#### Written task:
Pick out each line containing the string "xizmat" and copy it.
start Extracted material
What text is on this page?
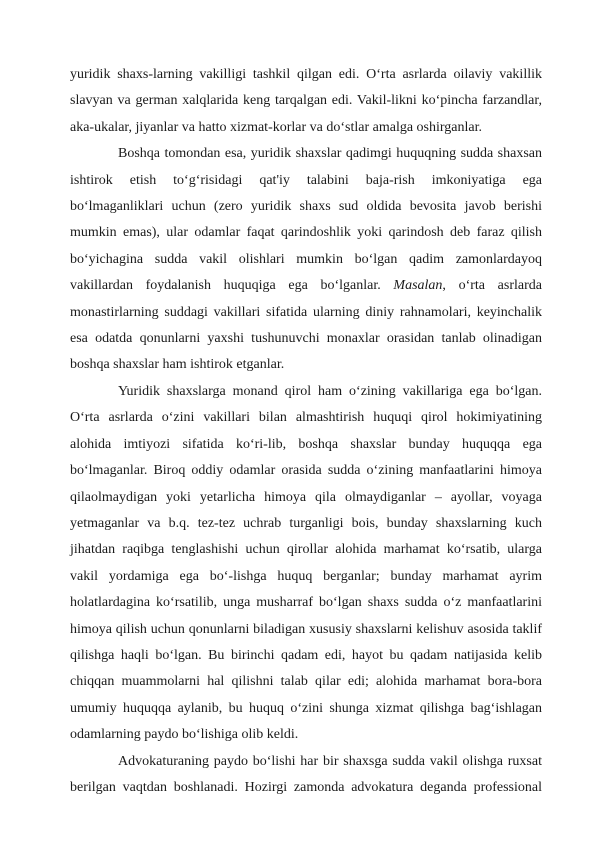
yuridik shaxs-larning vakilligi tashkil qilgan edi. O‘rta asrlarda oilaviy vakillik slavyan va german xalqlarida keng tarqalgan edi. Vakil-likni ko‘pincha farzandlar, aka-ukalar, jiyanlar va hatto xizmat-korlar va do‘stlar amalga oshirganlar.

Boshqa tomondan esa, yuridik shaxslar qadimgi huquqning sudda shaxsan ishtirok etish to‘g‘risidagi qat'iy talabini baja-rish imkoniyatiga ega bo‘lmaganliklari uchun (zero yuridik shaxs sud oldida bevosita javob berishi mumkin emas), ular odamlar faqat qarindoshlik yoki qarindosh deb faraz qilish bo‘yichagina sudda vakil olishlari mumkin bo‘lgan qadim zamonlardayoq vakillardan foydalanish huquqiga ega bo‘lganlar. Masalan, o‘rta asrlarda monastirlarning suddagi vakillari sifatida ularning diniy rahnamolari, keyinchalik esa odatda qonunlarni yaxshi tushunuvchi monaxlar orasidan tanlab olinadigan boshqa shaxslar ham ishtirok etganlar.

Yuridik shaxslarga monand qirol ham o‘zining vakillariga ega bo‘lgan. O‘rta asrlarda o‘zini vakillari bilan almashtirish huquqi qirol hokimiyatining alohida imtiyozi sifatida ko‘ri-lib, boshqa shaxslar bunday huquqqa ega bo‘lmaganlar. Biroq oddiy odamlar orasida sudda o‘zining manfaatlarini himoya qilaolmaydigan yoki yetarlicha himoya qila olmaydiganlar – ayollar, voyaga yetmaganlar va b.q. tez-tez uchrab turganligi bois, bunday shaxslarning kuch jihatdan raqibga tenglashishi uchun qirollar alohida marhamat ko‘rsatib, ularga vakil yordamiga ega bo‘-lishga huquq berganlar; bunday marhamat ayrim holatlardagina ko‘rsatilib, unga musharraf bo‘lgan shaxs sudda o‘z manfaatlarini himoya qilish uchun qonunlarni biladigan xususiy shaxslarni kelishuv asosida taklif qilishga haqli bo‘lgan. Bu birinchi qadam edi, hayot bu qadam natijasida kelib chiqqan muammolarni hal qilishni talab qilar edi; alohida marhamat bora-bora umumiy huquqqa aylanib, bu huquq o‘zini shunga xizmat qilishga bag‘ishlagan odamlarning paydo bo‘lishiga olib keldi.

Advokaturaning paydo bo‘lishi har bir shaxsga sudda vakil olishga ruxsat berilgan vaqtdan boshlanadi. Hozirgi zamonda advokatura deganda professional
end Extracted material
#### Solution to the problem:
yuridik shaxs-larning vakilligi tashkil qilgan edi. O‘rta asrlarda oilaviy vakillik slavyan va german xalqlarida keng tarqalgan edi. Vakil-likni ko‘pincha farzandlar, aka-ukalar, jiyanlar va hatto xizmat-korlar va do‘stlar amalga oshirganlar.
Yuridik shaxslarga monand qirol ham o‘zining vakillariga ega bo‘lgan. O‘rta asrlarda o‘zini vakillari bilan almashtirish huquqi qirol hokimiyatining alohida imtiyozi sifatida ko‘ri-lib, boshqa shaxslar bunday huquqqa ega bo‘lmaganlar. Biroq oddiy odamlar orasida sudda o‘zining manfaatlarini himoya qilaolmaydigan yoki yetarlicha himoya qila olmaydiganlar – ayollar, voyaga yetmaganlar va b.q. tez-tez uchrab turganligi bois, bunday shaxslarning kuch jihatdan raqibga tenglashishi uchun qirollar alohida marhamat ko‘rsatib, ularga vakil yordamiga ega bo‘-lishga huquq berganlar; bunday marhamat ayrim holatlardagina ko‘rsatilib, unga musharraf bo‘lgan shaxs sudda o‘z manfaatlarini himoya qilish uchun qonunlarni biladigan xususiy shaxslarni kelishuv asosida taklif qilishga haqli bo‘lgan. Bu birinchi qadam edi, hayot bu qadam natijasida kelib chiqqan muammolarni hal qilishni talab qilar edi; alohida marhamat bora-bora umumiy huquqqa aylanib, bu huquq o‘zini shunga xizmat qilishga bag‘ishlagan odamlarning paydo bo‘lishiga olib keldi.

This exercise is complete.